# The task
Determine the count of lines holding the string "values". Return only the number.

[Saved entries]

= = = = = = =

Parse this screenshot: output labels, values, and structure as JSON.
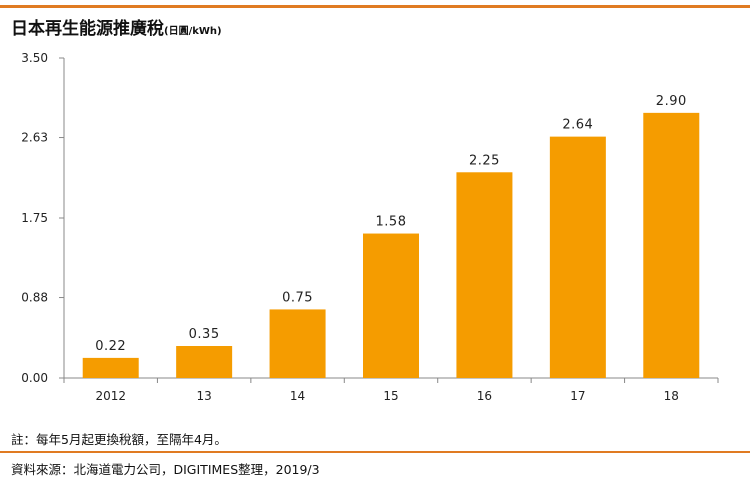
{
  "header": {
    "title": "日本再生能源推廣稅",
    "unit": "(日圓/kWh)"
  },
  "chart_data": {
    "type": "bar",
    "categories": [
      "2012",
      "13",
      "14",
      "15",
      "16",
      "17",
      "18"
    ],
    "values": [
      0.22,
      0.35,
      0.75,
      1.58,
      2.25,
      2.64,
      2.9
    ],
    "data_labels": [
      "0.22",
      "0.35",
      "0.75",
      "1.58",
      "2.25",
      "2.64",
      "2.90"
    ],
    "y_ticks": [
      0.0,
      0.88,
      1.75,
      2.63,
      3.5
    ],
    "y_tick_labels": [
      "0.00",
      "0.88",
      "1.75",
      "2.63",
      "3.50"
    ],
    "ylim": [
      0,
      3.5
    ],
    "bar_color": "#f59c00",
    "grid": false,
    "title": "日本再生能源推廣稅",
    "xlabel": "",
    "ylabel": "(日圓/kWh)"
  },
  "footer": {
    "note": "註：每年5月起更換稅額，至隔年4月。",
    "source": "資料來源：北海道電力公司，DIGITIMES整理，2019/3"
  },
  "colors": {
    "accent_rule": "#e07b22",
    "axis": "#888888"
  }
}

= = = = = = =

# Answer
2